__Instructions to follow__
Of all the lines here, how many include the string "circle"? Answer with the number only.

━━ Data

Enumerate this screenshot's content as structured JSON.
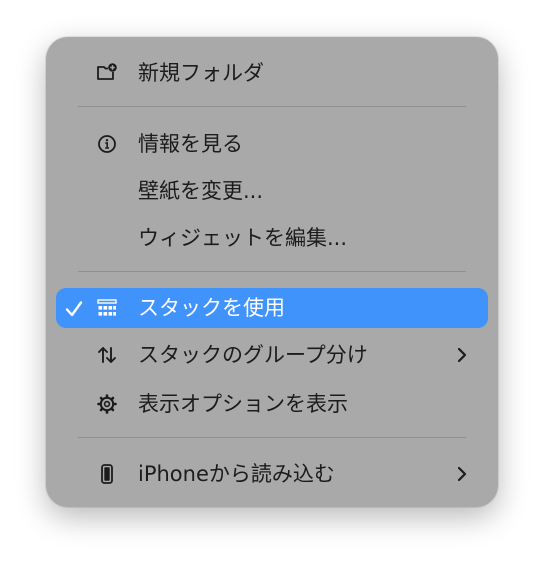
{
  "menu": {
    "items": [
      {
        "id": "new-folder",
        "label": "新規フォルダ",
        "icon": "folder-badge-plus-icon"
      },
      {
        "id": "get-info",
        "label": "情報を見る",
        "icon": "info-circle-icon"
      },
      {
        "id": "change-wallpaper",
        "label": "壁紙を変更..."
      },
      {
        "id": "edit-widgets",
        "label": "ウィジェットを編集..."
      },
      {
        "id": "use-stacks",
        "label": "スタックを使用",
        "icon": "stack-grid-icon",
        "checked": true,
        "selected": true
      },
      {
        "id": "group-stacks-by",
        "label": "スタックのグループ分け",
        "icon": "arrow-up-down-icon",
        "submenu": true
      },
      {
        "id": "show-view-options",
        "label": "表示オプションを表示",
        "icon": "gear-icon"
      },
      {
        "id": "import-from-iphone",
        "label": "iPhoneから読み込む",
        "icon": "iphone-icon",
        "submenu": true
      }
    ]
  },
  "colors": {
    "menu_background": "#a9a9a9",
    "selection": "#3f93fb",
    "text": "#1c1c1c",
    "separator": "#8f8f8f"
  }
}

━━━━
━━ Data

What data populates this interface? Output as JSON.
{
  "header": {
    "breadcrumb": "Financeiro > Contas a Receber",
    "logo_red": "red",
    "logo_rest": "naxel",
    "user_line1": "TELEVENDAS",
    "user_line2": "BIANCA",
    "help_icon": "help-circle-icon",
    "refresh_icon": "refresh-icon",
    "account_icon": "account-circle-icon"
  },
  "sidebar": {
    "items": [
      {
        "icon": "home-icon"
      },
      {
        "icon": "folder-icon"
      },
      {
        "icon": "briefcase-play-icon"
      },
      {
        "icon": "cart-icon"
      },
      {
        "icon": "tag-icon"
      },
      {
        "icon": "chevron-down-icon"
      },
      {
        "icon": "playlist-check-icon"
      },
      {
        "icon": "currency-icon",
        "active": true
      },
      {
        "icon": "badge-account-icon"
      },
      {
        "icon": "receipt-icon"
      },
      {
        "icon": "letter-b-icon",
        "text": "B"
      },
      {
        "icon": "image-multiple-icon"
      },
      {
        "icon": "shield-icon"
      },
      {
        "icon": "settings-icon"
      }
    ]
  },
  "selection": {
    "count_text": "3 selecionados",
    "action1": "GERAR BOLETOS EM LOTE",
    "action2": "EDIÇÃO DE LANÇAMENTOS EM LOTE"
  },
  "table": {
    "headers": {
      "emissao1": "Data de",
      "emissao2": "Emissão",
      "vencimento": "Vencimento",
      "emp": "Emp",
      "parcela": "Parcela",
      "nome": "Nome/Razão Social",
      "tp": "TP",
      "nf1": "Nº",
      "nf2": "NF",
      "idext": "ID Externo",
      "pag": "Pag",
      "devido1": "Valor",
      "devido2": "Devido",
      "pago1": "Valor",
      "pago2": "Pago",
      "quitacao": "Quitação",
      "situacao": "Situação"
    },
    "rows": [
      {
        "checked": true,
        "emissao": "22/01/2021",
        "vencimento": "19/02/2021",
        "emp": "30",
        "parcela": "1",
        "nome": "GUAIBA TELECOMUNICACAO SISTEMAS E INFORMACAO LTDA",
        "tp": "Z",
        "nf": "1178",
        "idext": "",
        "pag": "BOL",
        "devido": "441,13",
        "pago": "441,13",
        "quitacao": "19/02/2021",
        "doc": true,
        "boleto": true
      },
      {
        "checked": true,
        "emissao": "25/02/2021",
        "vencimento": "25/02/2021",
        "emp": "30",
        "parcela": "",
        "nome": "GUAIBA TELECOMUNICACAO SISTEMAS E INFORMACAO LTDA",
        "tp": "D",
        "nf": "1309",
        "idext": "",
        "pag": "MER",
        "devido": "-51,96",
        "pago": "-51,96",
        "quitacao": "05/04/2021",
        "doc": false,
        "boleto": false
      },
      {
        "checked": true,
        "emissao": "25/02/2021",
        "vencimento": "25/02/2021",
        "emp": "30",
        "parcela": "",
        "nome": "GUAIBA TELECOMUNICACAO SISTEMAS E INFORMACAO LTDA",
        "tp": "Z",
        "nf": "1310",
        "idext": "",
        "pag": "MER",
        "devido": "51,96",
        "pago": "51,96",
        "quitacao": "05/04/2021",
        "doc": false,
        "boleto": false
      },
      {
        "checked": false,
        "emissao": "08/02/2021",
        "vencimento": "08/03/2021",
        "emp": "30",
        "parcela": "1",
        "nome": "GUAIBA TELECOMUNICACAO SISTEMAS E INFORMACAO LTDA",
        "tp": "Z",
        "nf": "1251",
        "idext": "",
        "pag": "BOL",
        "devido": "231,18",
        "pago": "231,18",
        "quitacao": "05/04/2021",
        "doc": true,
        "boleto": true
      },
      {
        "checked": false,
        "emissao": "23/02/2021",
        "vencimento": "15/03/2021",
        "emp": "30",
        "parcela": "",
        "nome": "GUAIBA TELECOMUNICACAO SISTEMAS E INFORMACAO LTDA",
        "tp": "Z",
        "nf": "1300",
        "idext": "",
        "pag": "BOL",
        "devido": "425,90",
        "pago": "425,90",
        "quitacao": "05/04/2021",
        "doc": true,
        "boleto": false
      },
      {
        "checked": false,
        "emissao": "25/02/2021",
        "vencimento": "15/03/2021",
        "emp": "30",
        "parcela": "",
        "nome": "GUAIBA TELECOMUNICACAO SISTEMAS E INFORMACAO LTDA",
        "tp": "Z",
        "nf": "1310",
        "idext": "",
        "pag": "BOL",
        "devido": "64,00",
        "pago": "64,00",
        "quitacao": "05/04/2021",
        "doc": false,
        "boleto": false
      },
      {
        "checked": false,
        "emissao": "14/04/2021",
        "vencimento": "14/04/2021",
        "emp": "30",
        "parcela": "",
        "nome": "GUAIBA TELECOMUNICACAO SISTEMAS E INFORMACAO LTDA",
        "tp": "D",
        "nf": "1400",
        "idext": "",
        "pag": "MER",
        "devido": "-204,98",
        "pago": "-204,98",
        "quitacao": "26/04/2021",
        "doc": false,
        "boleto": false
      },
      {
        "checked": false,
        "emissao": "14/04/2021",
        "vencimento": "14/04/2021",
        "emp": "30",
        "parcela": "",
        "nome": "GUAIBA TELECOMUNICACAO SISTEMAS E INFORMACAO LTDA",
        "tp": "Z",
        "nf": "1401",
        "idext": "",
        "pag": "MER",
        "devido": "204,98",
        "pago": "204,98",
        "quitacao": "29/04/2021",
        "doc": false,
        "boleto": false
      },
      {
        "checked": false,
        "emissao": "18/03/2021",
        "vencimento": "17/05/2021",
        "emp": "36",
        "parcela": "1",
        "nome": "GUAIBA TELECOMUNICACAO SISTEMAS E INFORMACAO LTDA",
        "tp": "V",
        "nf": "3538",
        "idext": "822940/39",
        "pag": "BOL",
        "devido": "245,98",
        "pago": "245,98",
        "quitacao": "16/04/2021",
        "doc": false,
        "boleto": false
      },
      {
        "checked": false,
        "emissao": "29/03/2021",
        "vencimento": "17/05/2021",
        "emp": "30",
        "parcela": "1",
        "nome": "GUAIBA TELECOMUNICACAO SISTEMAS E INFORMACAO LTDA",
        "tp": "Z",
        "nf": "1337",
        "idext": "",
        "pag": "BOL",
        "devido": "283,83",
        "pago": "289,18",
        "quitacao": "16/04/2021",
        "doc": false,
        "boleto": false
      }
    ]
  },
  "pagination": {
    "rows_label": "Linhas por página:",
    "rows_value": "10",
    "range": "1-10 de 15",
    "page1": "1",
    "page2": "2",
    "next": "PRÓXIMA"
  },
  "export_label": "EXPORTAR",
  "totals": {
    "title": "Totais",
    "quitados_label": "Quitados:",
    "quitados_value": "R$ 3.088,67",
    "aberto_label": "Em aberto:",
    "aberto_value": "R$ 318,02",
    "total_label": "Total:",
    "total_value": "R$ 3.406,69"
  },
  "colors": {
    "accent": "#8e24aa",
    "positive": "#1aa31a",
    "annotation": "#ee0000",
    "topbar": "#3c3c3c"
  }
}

━━━━

__Answer__
3